* **Problem statement**
Each line that holds the word "screenshot" counts once; report the total and nothing else.

* **Working data**
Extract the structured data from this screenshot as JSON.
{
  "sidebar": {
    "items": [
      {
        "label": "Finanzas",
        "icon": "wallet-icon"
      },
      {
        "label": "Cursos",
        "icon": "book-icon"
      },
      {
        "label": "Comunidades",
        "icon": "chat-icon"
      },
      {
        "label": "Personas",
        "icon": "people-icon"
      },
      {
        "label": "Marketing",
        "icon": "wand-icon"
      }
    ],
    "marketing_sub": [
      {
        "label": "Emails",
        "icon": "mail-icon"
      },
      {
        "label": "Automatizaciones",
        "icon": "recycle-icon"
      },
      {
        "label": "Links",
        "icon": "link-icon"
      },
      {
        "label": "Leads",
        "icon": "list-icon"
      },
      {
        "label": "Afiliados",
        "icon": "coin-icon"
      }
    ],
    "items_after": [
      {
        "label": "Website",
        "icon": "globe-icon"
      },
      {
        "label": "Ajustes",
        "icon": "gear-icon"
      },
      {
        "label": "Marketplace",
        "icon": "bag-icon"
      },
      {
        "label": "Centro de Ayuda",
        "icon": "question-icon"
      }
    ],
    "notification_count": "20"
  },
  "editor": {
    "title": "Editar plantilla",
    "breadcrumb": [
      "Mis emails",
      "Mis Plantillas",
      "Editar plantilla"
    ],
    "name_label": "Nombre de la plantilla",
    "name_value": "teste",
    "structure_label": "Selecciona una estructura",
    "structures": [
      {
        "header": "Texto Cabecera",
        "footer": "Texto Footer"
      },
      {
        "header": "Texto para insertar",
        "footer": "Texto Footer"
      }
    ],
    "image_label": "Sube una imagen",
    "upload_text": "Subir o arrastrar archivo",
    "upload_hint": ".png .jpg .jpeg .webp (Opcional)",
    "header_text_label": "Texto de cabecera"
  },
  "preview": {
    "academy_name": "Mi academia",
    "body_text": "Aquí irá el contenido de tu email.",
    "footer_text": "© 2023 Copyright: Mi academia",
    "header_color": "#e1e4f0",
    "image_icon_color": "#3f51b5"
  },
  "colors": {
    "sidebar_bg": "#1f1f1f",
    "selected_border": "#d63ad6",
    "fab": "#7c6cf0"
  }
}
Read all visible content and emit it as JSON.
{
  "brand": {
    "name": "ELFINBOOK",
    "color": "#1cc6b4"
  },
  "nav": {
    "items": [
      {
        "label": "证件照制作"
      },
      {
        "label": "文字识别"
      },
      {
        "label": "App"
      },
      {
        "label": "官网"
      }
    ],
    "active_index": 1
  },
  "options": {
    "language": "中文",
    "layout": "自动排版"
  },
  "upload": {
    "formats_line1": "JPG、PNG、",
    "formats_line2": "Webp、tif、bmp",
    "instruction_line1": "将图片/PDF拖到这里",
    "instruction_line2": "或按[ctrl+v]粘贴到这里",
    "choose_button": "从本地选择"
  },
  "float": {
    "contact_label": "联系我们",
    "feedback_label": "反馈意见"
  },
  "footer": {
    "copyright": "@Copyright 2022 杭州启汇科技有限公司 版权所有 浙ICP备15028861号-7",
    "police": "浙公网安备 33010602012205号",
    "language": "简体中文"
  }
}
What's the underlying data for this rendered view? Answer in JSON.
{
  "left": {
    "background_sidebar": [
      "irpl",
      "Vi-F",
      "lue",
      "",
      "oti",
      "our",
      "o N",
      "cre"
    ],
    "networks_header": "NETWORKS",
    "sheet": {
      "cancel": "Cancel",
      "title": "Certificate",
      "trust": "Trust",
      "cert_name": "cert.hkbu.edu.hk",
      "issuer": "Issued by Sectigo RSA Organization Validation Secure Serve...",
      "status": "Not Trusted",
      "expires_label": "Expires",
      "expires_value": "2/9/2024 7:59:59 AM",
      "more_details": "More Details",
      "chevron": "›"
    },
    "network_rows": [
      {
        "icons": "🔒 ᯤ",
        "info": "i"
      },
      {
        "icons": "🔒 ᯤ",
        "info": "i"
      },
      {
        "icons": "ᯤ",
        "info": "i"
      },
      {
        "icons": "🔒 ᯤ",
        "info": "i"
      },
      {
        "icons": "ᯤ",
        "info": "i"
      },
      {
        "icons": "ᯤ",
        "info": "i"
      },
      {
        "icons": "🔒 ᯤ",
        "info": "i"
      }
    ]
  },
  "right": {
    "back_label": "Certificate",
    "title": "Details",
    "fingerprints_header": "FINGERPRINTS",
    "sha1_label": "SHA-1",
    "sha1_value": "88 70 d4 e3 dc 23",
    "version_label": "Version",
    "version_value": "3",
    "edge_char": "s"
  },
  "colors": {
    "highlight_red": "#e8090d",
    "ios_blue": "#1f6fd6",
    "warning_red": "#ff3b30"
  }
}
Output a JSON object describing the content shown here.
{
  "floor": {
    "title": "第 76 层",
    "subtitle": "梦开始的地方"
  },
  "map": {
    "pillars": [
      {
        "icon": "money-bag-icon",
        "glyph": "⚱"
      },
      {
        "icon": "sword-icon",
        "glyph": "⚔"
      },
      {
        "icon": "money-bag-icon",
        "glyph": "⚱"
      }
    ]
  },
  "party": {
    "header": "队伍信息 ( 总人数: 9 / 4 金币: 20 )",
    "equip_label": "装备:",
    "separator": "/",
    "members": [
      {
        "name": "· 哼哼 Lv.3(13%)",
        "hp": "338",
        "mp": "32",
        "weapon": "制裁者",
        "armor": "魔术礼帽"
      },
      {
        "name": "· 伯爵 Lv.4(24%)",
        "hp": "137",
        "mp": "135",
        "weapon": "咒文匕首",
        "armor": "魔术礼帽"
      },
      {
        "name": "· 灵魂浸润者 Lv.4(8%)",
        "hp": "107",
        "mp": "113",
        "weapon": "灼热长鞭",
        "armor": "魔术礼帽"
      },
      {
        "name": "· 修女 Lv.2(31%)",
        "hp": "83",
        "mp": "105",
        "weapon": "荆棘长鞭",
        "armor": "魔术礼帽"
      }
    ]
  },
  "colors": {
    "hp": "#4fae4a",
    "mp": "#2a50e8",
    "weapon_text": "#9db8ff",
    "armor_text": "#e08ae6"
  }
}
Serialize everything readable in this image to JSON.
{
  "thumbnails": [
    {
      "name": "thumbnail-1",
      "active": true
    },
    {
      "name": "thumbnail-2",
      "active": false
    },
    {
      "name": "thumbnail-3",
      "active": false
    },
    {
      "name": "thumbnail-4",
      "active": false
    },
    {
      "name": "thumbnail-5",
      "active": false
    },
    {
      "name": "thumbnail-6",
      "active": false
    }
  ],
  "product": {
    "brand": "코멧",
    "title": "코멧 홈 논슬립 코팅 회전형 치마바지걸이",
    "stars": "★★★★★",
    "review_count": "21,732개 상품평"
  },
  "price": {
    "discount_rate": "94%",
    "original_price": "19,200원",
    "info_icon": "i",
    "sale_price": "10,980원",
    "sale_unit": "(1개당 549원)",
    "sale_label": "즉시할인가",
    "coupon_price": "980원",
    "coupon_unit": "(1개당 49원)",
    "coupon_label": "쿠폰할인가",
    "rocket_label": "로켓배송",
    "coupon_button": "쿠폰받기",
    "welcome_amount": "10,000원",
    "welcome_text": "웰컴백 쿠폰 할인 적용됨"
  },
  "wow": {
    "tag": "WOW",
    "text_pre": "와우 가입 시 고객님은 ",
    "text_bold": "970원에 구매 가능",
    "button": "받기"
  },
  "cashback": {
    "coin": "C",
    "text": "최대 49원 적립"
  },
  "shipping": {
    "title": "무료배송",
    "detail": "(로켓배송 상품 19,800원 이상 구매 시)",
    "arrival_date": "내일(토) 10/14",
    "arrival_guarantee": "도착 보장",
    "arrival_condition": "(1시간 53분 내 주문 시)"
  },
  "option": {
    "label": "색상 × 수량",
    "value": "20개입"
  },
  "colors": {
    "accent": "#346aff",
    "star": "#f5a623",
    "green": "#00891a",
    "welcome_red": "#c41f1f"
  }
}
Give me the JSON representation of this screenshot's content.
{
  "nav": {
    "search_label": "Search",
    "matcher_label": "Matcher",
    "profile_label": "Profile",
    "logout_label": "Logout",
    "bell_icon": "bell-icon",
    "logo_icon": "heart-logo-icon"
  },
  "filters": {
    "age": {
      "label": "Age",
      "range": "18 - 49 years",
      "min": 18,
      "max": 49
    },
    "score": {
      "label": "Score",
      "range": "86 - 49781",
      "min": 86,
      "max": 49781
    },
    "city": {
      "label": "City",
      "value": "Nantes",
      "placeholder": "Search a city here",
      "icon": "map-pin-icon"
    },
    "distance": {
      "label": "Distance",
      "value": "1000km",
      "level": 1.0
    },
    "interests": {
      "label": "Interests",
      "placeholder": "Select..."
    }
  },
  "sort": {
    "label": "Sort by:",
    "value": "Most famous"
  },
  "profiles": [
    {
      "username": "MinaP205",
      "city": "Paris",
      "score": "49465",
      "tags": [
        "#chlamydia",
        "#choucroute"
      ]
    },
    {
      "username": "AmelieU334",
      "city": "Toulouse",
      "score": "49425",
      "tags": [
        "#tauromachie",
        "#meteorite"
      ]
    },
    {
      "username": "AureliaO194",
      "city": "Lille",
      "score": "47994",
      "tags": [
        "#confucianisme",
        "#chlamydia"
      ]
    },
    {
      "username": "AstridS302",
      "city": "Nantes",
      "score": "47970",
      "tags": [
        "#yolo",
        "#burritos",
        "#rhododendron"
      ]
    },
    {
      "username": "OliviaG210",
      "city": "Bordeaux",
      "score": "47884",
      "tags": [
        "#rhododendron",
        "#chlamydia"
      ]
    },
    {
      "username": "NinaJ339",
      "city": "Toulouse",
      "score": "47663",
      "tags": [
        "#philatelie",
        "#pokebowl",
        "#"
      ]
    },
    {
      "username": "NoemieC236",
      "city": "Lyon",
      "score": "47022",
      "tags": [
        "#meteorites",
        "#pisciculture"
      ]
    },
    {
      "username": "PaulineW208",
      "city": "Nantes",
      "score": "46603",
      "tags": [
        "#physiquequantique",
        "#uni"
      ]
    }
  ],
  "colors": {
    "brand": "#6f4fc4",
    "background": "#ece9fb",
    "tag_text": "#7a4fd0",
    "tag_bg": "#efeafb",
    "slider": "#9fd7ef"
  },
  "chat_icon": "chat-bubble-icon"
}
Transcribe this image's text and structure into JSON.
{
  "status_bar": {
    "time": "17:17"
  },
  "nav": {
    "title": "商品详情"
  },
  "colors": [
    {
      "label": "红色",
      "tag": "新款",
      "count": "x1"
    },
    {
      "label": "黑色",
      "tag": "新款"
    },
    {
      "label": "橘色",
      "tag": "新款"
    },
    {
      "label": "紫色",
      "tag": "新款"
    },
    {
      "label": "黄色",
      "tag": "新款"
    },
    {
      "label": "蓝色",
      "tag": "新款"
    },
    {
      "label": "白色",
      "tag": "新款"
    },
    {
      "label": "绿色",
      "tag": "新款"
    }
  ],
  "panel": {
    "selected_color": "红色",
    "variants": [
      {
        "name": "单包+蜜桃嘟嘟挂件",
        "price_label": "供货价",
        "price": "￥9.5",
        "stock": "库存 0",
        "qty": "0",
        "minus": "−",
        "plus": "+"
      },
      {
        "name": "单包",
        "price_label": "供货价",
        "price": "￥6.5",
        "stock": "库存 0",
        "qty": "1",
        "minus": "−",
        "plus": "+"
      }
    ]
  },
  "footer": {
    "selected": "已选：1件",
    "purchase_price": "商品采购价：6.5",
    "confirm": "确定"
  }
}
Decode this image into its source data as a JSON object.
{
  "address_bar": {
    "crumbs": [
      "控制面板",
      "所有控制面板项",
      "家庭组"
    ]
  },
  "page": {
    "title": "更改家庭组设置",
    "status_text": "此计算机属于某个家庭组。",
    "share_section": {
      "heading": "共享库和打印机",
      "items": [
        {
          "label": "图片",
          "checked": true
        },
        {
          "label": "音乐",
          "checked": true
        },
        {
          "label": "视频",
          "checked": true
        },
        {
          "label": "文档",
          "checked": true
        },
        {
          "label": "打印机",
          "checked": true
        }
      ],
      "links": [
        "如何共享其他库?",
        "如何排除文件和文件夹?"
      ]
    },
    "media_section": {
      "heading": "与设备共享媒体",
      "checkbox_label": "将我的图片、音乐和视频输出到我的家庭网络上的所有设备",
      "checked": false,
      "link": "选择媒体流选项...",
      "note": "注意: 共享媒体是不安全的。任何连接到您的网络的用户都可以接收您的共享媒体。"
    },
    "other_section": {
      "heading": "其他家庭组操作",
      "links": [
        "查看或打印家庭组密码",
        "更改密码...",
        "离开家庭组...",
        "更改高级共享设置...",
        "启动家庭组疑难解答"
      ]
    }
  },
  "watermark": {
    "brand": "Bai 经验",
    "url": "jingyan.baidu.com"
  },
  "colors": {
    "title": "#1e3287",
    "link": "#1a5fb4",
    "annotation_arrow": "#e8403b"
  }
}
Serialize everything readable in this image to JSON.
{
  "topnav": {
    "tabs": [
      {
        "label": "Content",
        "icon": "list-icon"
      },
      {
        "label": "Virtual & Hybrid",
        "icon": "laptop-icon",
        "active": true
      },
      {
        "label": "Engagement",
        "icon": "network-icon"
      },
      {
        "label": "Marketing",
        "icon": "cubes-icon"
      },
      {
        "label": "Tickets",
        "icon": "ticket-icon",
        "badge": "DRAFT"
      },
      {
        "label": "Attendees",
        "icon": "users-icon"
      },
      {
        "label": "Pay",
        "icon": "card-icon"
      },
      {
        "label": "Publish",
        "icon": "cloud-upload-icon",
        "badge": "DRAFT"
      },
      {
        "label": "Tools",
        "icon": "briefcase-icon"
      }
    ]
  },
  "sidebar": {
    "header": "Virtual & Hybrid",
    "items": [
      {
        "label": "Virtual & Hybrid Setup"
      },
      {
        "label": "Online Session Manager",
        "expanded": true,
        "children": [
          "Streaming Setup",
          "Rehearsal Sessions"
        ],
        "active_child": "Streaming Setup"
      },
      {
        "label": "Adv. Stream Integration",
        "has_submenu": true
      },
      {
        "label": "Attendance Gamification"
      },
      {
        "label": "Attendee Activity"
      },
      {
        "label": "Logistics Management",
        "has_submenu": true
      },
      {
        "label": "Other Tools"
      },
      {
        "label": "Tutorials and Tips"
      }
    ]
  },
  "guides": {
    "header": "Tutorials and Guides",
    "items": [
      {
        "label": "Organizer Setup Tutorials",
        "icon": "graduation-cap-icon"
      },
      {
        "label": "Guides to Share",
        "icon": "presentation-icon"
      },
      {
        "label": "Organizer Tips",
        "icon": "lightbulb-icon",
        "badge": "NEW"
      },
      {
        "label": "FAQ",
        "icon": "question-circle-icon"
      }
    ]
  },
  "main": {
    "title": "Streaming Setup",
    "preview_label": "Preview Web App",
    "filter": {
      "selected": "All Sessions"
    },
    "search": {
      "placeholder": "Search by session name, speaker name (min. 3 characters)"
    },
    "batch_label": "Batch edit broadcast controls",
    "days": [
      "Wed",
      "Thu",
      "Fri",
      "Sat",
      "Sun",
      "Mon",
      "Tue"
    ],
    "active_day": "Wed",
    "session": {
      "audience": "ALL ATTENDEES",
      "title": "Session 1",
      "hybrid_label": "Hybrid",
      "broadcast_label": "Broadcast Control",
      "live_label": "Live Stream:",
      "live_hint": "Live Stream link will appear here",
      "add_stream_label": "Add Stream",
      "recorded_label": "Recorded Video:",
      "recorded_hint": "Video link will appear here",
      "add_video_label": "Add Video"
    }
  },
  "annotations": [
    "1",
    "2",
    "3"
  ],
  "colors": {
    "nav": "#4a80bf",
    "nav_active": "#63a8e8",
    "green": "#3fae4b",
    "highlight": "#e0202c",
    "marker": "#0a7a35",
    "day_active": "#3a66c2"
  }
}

* **Answer to the problem**
2